* _Entries_
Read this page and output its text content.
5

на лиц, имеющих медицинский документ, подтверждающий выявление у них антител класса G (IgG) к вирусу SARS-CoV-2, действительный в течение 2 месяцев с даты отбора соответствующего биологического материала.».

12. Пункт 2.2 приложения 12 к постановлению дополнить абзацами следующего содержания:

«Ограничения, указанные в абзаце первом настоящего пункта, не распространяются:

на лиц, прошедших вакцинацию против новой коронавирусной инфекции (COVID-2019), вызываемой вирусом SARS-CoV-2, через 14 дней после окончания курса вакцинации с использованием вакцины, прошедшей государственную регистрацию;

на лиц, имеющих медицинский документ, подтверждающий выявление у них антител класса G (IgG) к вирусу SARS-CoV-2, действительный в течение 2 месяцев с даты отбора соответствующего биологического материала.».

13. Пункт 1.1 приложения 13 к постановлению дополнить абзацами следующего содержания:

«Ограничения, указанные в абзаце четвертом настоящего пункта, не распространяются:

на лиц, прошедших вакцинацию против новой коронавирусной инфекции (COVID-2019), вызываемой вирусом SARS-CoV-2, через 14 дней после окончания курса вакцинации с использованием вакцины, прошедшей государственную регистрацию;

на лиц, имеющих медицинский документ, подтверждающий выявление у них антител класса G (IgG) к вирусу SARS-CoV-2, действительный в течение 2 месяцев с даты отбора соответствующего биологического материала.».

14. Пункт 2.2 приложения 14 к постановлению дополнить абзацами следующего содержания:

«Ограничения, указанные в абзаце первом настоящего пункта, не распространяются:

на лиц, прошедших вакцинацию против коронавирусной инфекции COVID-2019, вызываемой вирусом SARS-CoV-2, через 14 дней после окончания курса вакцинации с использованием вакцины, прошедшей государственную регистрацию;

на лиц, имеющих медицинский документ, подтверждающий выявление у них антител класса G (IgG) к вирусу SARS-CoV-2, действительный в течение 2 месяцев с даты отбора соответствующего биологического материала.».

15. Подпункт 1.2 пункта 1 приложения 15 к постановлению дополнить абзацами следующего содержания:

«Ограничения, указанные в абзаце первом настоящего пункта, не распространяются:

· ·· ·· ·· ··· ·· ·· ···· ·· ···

* _What needs to be done_
Of all the lines above, how many contain the word "абзацами"? Give the number and nothing else.

* _Exercise result_
4